--- start Data lines ---
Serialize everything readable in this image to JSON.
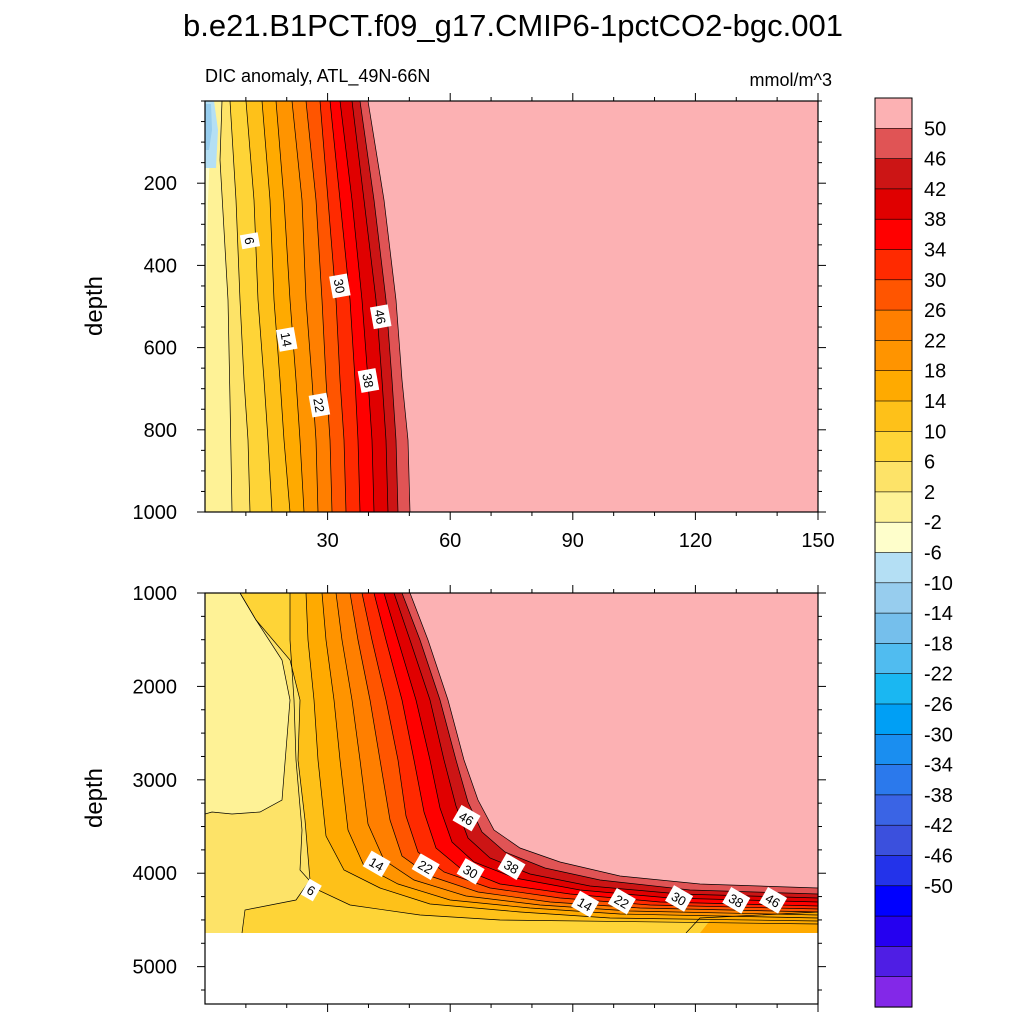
{
  "chart_data": [
    {
      "type": "contour",
      "title": "b.e21.B1PCT.f09_g17.CMIP6-1pctCO2-bgc.001",
      "left_string": "DIC anomaly, ATL_49N-66N",
      "right_string": "mmol/m^3",
      "xlabel": "",
      "ylabel": "depth",
      "xlim": [
        0,
        150
      ],
      "ylim": [
        1000,
        0
      ],
      "x_ticks": [
        30,
        60,
        90,
        120,
        150
      ],
      "y_ticks": [
        200,
        400,
        600,
        800,
        1000
      ],
      "contour_labels": [
        {
          "text": "6",
          "x": 11,
          "y": 340
        },
        {
          "text": "14",
          "x": 20,
          "y": 580
        },
        {
          "text": "22",
          "x": 28,
          "y": 740
        },
        {
          "text": "30",
          "x": 33,
          "y": 450
        },
        {
          "text": "38",
          "x": 40,
          "y": 680
        },
        {
          "text": "46",
          "x": 43,
          "y": 525
        }
      ]
    },
    {
      "type": "contour",
      "xlabel": "",
      "ylabel": "depth",
      "xlim": [
        0,
        150
      ],
      "ylim": [
        5400,
        1000
      ],
      "y_ticks": [
        1000,
        2000,
        3000,
        4000,
        5000
      ],
      "x_ticks": [
        30,
        60,
        90,
        120,
        150
      ],
      "contour_labels": [
        {
          "text": "6",
          "x": 26,
          "y": 4180
        },
        {
          "text": "14",
          "x": 42,
          "y": 3900
        },
        {
          "text": "22",
          "x": 54,
          "y": 3930
        },
        {
          "text": "30",
          "x": 65,
          "y": 3980
        },
        {
          "text": "38",
          "x": 75,
          "y": 3930
        },
        {
          "text": "46",
          "x": 64,
          "y": 3410
        },
        {
          "text": "14",
          "x": 93,
          "y": 4330
        },
        {
          "text": "22",
          "x": 102,
          "y": 4300
        },
        {
          "text": "30",
          "x": 116,
          "y": 4270
        },
        {
          "text": "38",
          "x": 130,
          "y": 4290
        },
        {
          "text": "46",
          "x": 139,
          "y": 4290
        }
      ]
    }
  ],
  "colorbar": {
    "labels": [
      "50",
      "46",
      "42",
      "38",
      "34",
      "30",
      "26",
      "22",
      "18",
      "14",
      "10",
      "6",
      "2",
      "-2",
      "-6",
      "-10",
      "-14",
      "-18",
      "-22",
      "-26",
      "-30",
      "-34",
      "-38",
      "-42",
      "-46",
      "-50"
    ],
    "colors": [
      "#fcb1b3",
      "#e05455",
      "#cc1515",
      "#e00000",
      "#ff0000",
      "#ff2a00",
      "#ff5500",
      "#ff7f00",
      "#ff9400",
      "#ffaa00",
      "#fec119",
      "#fed437",
      "#fde368",
      "#fef296",
      "#fefecb",
      "#b4dff4",
      "#97cdee",
      "#75bfec",
      "#50bcf0",
      "#1ab7f2",
      "#009ff5",
      "#1a8ef0",
      "#2b79ec",
      "#3a64e5",
      "#3b50dd",
      "#2333ea",
      "#0000ff",
      "#2500f0",
      "#4f1ee4",
      "#8328e8"
    ]
  },
  "colors": {
    "fill_low": "#fefecb",
    "fill_high": "#fcb1b3"
  }
}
--- end Data lines ---
Given problem = From the records given above, reproduce all text exactly and exclude each picture.

Answer for the task =
Serialize everything readable in this image to JSON.
{
  "chart_data": [
    {
      "type": "contour",
      "title": "b.e21.B1PCT.f09_g17.CMIP6-1pctCO2-bgc.001",
      "left_string": "DIC anomaly, ATL_49N-66N",
      "right_string": "mmol/m^3",
      "xlabel": "",
      "ylabel": "depth",
      "xlim": [
        0,
        150
      ],
      "ylim": [
        1000,
        0
      ],
      "x_ticks": [
        30,
        60,
        90,
        120,
        150
      ],
      "y_ticks": [
        200,
        400,
        600,
        800,
        1000
      ],
      "contour_labels": [
        {
          "text": "6",
          "x": 11,
          "y": 340
        },
        {
          "text": "14",
          "x": 20,
          "y": 580
        },
        {
          "text": "22",
          "x": 28,
          "y": 740
        },
        {
          "text": "30",
          "x": 33,
          "y": 450
        },
        {
          "text": "38",
          "x": 40,
          "y": 680
        },
        {
          "text": "46",
          "x": 43,
          "y": 525
        }
      ]
    },
    {
      "type": "contour",
      "xlabel": "",
      "ylabel": "depth",
      "xlim": [
        0,
        150
      ],
      "ylim": [
        5400,
        1000
      ],
      "y_ticks": [
        1000,
        2000,
        3000,
        4000,
        5000
      ],
      "x_ticks": [
        30,
        60,
        90,
        120,
        150
      ],
      "contour_labels": [
        {
          "text": "6",
          "x": 26,
          "y": 4180
        },
        {
          "text": "14",
          "x": 42,
          "y": 3900
        },
        {
          "text": "22",
          "x": 54,
          "y": 3930
        },
        {
          "text": "30",
          "x": 65,
          "y": 3980
        },
        {
          "text": "38",
          "x": 75,
          "y": 3930
        },
        {
          "text": "46",
          "x": 64,
          "y": 3410
        },
        {
          "text": "14",
          "x": 93,
          "y": 4330
        },
        {
          "text": "22",
          "x": 102,
          "y": 4300
        },
        {
          "text": "30",
          "x": 116,
          "y": 4270
        },
        {
          "text": "38",
          "x": 130,
          "y": 4290
        },
        {
          "text": "46",
          "x": 139,
          "y": 4290
        }
      ]
    }
  ],
  "colorbar": {
    "labels": [
      "50",
      "46",
      "42",
      "38",
      "34",
      "30",
      "26",
      "22",
      "18",
      "14",
      "10",
      "6",
      "2",
      "-2",
      "-6",
      "-10",
      "-14",
      "-18",
      "-22",
      "-26",
      "-30",
      "-34",
      "-38",
      "-42",
      "-46",
      "-50"
    ],
    "colors": [
      "#fcb1b3",
      "#e05455",
      "#cc1515",
      "#e00000",
      "#ff0000",
      "#ff2a00",
      "#ff5500",
      "#ff7f00",
      "#ff9400",
      "#ffaa00",
      "#fec119",
      "#fed437",
      "#fde368",
      "#fef296",
      "#fefecb",
      "#b4dff4",
      "#97cdee",
      "#75bfec",
      "#50bcf0",
      "#1ab7f2",
      "#009ff5",
      "#1a8ef0",
      "#2b79ec",
      "#3a64e5",
      "#3b50dd",
      "#2333ea",
      "#0000ff",
      "#2500f0",
      "#4f1ee4",
      "#8328e8"
    ]
  },
  "colors": {
    "fill_low": "#fefecb",
    "fill_high": "#fcb1b3"
  }
}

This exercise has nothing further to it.